● **Records for the exercise**:
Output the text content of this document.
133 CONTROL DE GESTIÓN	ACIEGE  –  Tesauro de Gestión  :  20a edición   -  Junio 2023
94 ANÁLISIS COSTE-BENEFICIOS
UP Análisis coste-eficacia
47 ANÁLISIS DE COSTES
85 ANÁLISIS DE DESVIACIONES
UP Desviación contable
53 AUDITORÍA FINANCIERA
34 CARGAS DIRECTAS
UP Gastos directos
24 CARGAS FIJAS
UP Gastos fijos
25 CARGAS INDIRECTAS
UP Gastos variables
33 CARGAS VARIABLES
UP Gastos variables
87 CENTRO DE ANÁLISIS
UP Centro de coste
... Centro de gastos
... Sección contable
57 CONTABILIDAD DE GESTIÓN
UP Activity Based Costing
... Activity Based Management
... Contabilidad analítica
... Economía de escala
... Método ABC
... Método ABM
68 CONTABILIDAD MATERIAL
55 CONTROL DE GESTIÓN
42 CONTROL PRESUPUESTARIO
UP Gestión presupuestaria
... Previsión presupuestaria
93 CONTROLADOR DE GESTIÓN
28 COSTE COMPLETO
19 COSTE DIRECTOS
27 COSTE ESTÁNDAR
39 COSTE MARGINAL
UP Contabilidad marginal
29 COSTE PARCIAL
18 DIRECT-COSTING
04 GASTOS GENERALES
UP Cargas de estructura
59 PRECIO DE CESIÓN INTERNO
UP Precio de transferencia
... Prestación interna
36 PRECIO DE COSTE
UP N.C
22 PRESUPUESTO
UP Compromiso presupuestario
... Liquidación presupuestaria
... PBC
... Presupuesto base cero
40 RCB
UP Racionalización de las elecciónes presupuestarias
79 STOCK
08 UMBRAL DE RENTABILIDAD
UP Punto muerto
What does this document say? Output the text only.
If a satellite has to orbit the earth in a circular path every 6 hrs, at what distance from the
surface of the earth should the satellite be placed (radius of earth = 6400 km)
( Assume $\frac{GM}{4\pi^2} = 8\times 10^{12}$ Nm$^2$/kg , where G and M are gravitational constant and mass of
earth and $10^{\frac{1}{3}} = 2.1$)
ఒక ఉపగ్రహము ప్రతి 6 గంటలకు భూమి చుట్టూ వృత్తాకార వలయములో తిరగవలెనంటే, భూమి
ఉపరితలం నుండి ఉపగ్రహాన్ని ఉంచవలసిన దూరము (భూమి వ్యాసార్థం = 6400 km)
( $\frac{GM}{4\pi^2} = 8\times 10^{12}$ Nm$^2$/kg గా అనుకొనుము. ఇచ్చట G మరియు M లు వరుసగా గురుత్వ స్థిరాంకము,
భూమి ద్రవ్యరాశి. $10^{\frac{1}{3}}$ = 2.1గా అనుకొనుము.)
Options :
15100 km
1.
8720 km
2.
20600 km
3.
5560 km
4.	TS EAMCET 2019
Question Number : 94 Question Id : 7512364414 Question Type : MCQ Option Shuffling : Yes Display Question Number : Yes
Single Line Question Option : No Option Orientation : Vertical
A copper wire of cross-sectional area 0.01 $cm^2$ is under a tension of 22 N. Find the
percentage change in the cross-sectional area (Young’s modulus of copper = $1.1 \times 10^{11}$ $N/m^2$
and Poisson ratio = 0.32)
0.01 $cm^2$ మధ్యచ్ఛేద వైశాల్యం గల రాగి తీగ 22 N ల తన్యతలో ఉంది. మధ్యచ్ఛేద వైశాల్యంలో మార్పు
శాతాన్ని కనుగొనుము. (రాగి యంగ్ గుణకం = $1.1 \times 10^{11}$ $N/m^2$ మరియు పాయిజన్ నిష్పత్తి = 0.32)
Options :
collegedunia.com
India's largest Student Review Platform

● **Exercise objective**:
Check each line of the records for the word "this", and show the lines that contain it.

● **Correct response**:
Output the text content of this document.
What does this document say? Output the text only.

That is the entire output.